What the task requires
Below are records; state how many of their lines hold the word "title", and give only the figure.

Given entries

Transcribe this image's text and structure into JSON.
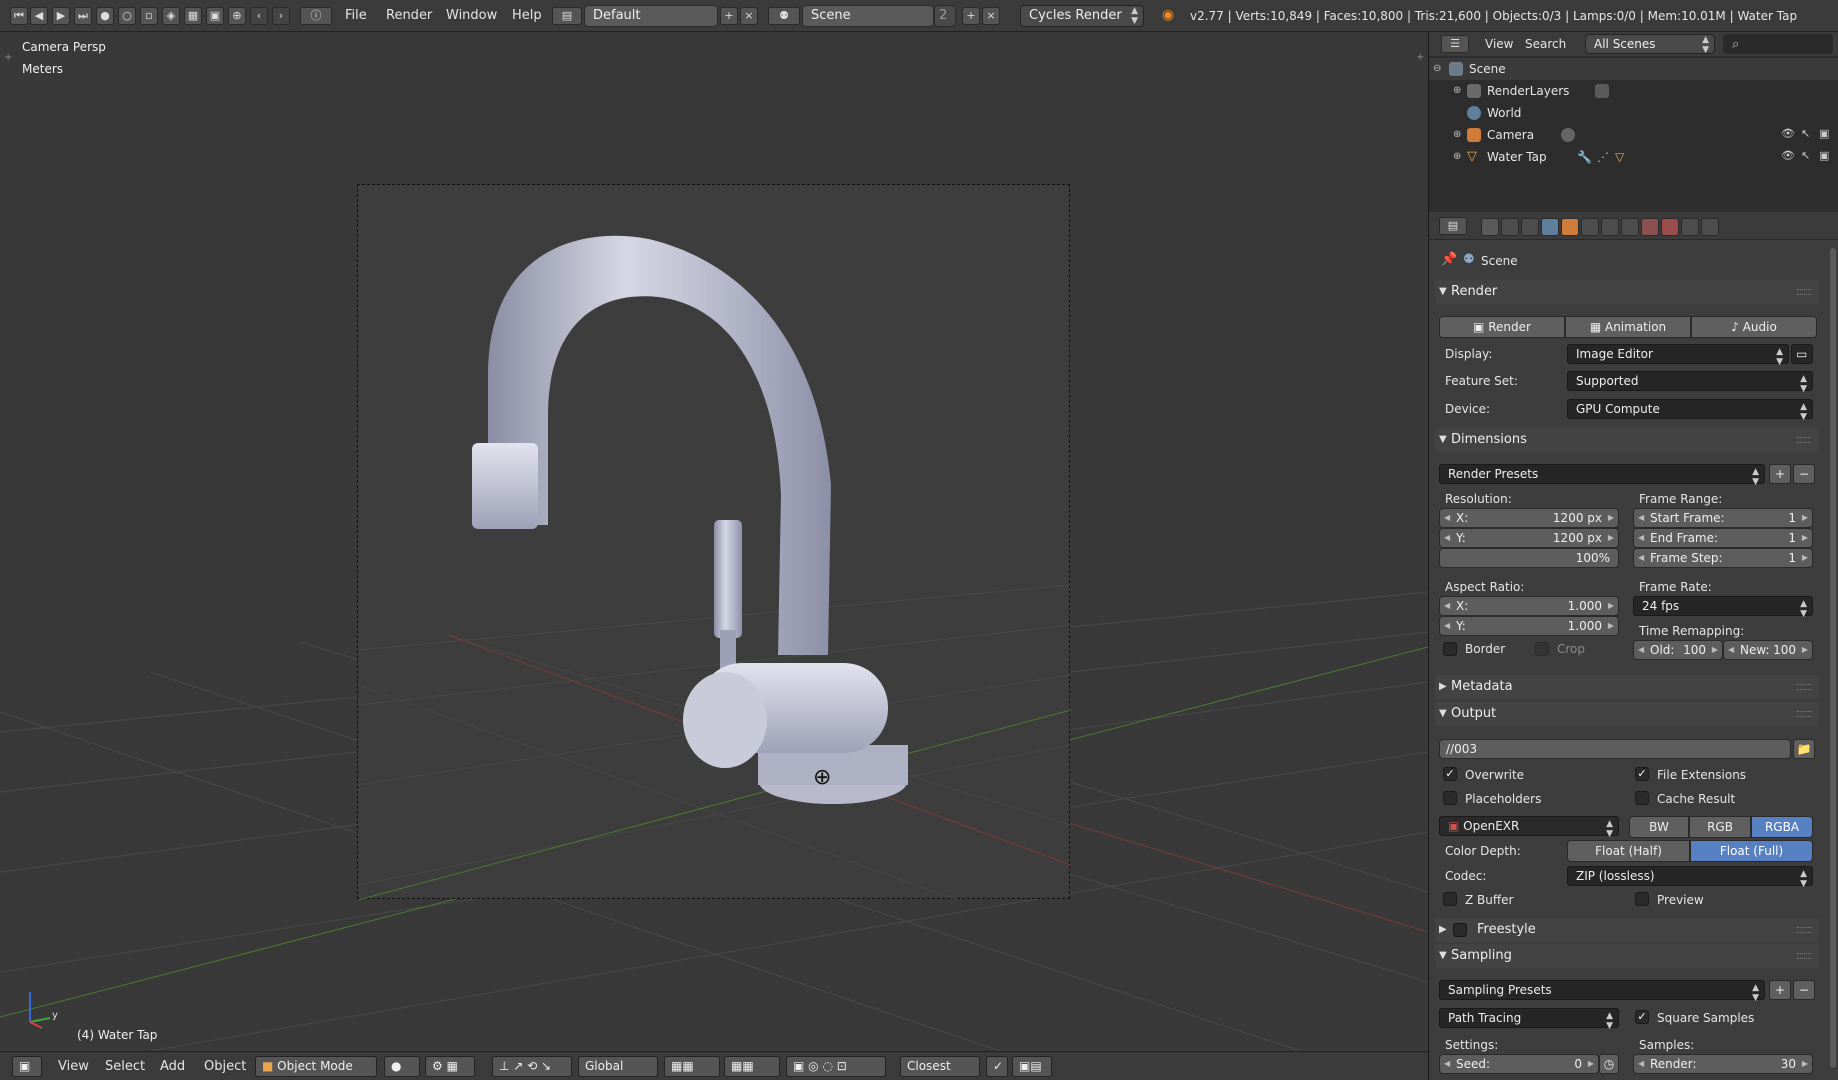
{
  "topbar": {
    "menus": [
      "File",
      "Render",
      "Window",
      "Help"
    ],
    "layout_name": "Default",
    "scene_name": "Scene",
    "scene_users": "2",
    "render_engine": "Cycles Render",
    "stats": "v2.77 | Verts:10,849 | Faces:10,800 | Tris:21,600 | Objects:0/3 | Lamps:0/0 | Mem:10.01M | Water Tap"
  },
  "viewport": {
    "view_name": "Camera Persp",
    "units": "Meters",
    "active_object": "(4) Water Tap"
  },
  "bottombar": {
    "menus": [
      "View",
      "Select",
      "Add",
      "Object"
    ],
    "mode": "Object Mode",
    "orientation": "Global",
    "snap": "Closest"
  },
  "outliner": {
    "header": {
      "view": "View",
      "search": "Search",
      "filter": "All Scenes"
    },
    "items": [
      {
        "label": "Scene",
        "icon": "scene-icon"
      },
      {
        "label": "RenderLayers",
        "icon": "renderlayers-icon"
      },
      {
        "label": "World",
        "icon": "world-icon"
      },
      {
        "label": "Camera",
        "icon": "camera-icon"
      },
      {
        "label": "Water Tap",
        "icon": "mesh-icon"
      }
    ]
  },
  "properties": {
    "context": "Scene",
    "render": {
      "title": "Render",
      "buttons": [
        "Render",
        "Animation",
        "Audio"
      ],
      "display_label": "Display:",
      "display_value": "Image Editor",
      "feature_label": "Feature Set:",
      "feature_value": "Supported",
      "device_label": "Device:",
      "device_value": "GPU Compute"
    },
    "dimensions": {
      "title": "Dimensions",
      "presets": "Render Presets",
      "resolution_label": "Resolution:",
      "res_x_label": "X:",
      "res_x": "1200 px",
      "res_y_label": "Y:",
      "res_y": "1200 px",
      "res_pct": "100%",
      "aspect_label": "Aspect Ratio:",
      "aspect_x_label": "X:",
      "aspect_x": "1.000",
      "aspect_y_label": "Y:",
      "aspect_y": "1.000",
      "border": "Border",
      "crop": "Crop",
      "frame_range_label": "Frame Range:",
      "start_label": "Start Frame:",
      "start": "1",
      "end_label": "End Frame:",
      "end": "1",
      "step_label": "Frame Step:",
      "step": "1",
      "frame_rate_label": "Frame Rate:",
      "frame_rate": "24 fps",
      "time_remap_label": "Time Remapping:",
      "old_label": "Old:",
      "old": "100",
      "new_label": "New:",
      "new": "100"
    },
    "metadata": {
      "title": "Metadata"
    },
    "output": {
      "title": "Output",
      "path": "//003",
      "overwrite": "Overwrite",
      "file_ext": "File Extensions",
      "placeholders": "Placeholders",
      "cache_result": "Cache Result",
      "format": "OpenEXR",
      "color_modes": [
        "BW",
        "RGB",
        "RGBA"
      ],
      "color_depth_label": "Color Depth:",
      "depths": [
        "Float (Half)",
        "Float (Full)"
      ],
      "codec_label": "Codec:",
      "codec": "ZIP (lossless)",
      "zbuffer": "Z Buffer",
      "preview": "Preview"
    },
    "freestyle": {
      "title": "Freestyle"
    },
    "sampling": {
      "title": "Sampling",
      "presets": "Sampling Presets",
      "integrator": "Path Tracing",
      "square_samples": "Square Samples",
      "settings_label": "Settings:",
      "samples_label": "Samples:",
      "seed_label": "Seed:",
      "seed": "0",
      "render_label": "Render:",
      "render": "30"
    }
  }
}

...

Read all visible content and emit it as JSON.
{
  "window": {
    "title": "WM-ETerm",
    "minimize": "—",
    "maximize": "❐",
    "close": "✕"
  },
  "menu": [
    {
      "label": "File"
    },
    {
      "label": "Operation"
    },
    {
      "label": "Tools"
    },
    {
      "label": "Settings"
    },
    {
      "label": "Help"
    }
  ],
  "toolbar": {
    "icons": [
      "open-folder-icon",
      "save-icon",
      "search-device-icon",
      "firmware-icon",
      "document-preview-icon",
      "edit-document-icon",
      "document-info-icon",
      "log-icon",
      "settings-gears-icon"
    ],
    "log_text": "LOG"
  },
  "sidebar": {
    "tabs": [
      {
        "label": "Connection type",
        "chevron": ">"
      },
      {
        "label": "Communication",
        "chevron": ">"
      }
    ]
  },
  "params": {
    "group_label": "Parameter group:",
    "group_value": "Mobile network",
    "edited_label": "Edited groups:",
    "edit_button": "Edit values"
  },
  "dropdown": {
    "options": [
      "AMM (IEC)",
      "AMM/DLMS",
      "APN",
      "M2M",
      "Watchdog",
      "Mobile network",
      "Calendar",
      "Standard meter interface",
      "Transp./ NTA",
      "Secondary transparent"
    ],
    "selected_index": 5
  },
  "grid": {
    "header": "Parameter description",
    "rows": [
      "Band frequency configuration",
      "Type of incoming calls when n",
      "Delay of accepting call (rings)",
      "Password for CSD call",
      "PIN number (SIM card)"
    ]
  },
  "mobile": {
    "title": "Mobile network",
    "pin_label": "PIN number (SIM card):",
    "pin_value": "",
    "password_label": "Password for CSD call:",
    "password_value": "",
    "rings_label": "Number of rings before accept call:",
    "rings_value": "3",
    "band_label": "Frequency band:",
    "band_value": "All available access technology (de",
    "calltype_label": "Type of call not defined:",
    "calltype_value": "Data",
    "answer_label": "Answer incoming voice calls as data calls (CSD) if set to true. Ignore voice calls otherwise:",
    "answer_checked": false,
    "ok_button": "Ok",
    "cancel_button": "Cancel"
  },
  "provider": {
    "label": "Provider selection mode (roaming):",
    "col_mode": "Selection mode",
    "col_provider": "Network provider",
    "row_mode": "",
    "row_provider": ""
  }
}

Reply to the task
8